------ Data extract

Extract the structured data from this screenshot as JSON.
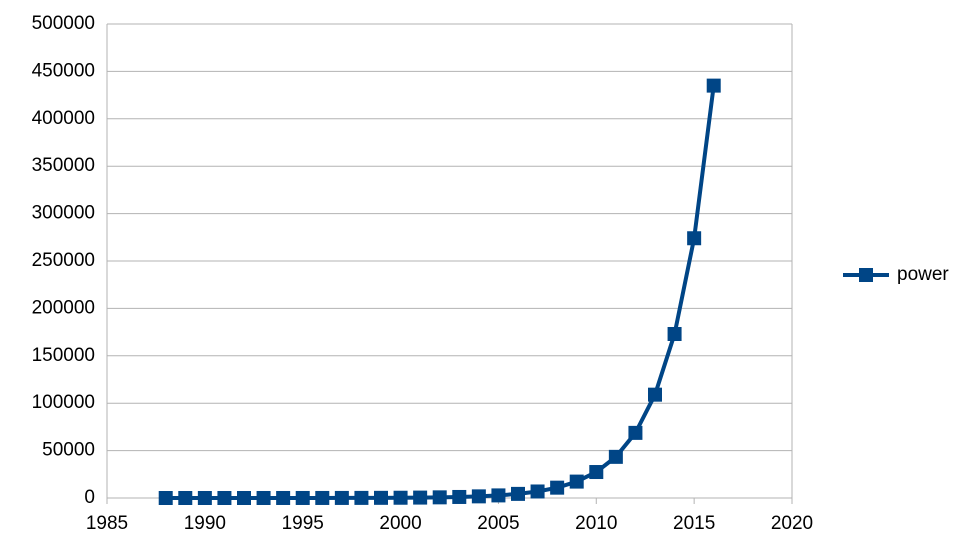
{
  "chart_data": {
    "type": "line",
    "x": [
      1988,
      1989,
      1990,
      1991,
      1992,
      1993,
      1994,
      1995,
      1996,
      1997,
      1998,
      1999,
      2000,
      2001,
      2002,
      2003,
      2004,
      2005,
      2006,
      2007,
      2008,
      2009,
      2010,
      2011,
      2012,
      2013,
      2014,
      2015,
      2016
    ],
    "series": [
      {
        "name": "power",
        "color": "#004586",
        "values": [
          1,
          2,
          3,
          4,
          7,
          11,
          17,
          27,
          43,
          69,
          109,
          173,
          274,
          434,
          688,
          1090,
          1730,
          2740,
          4340,
          6880,
          10900,
          17300,
          27400,
          43400,
          68700,
          109000,
          173000,
          274000,
          435000
        ]
      }
    ],
    "xlim": [
      1985,
      2020
    ],
    "xticks": [
      1985,
      1990,
      1995,
      2000,
      2005,
      2010,
      2015,
      2020
    ],
    "ylim": [
      0,
      500000
    ],
    "yticks": [
      0,
      50000,
      100000,
      150000,
      200000,
      250000,
      300000,
      350000,
      400000,
      450000,
      500000
    ],
    "grid": true,
    "legend": "right"
  }
}
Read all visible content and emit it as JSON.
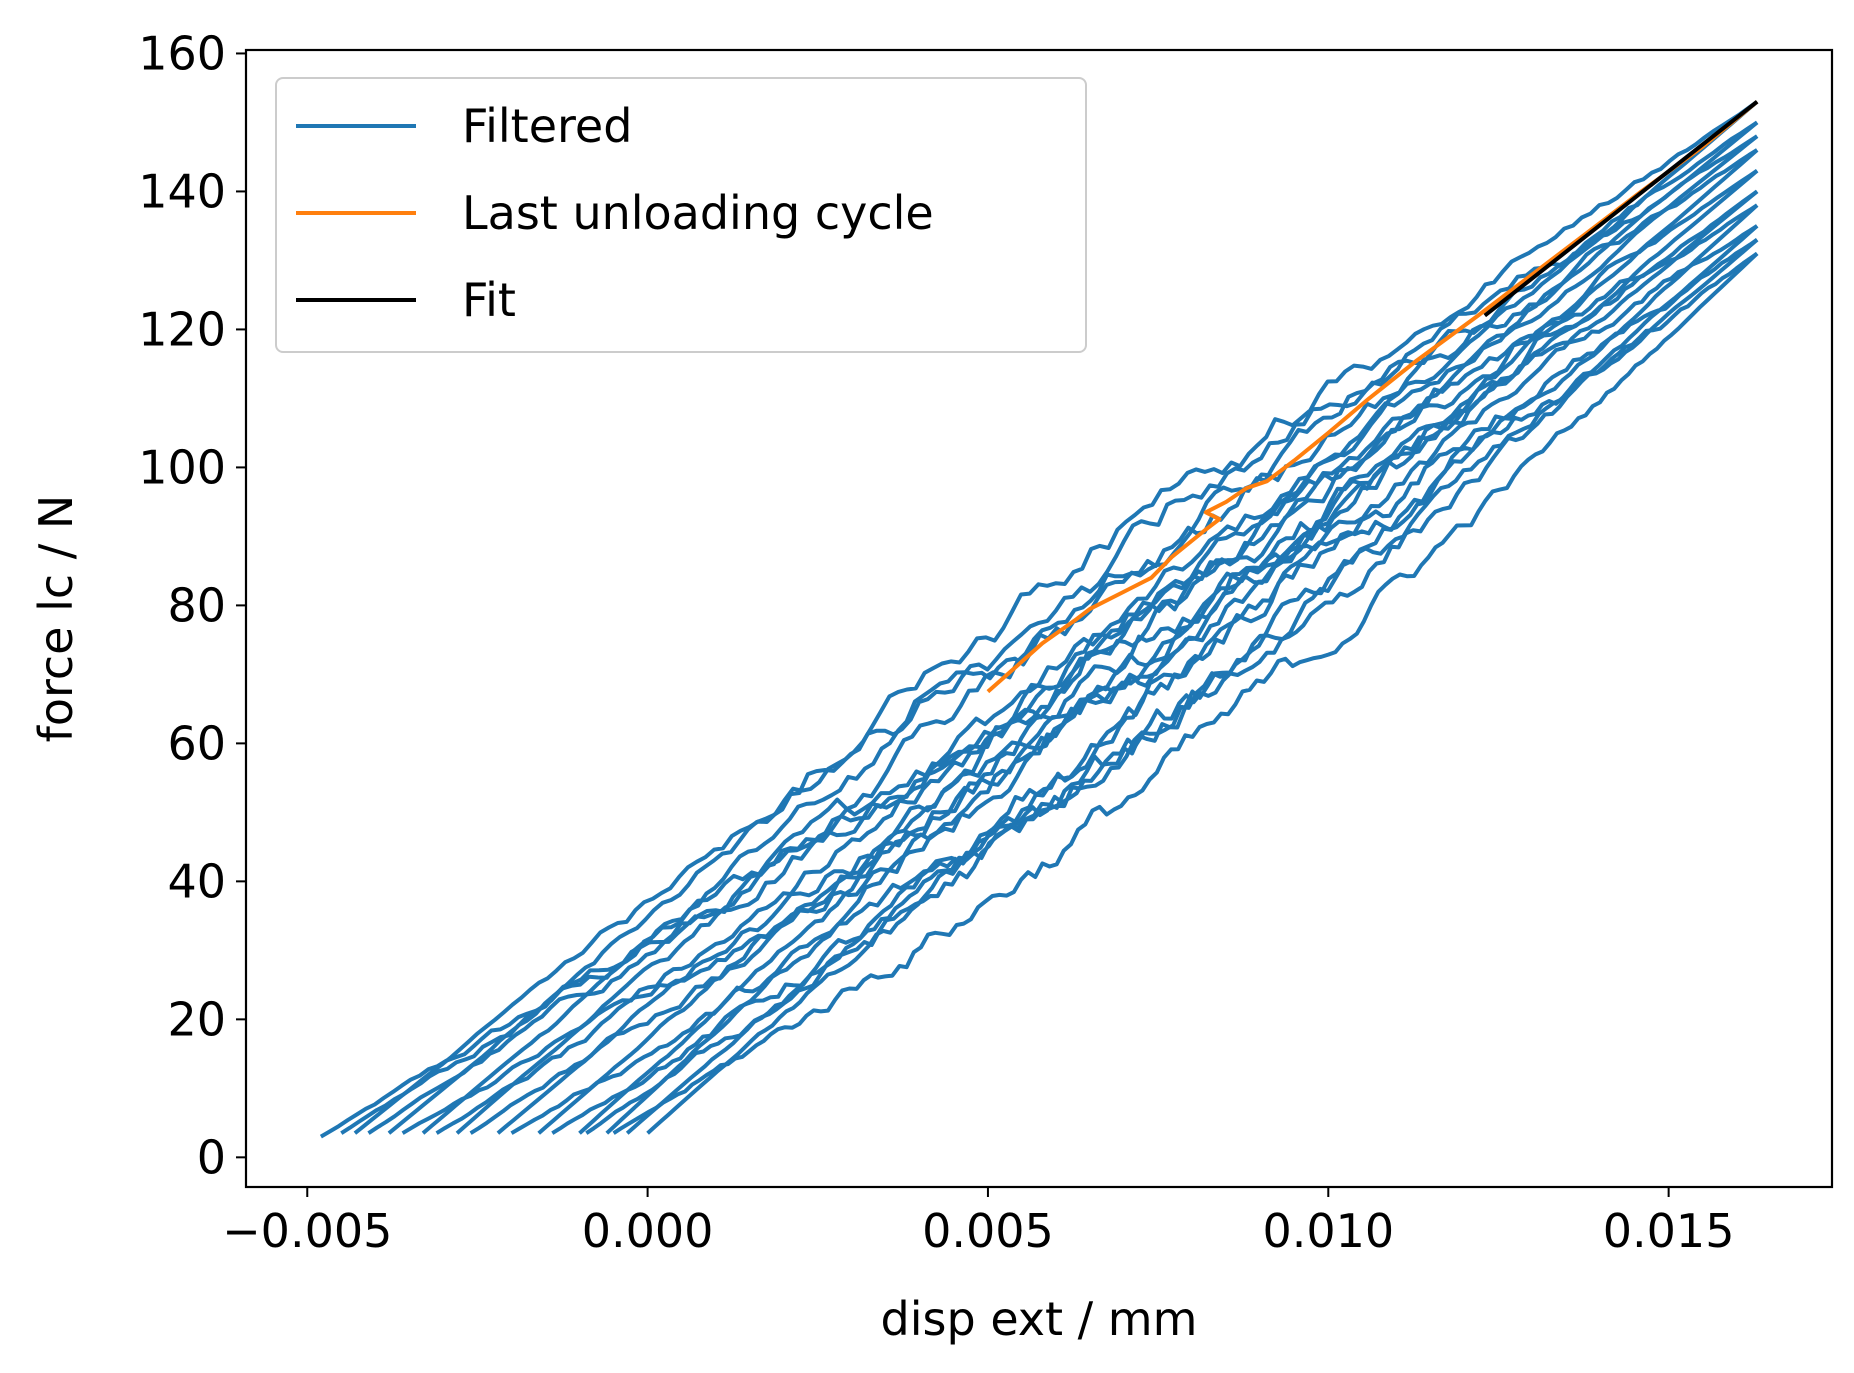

------------

Exercise description: Copy each line that contains the word "JSON".

Completed task:
Extract the structured data from this screenshot as JSON.
Read all visible content and emit it as JSON.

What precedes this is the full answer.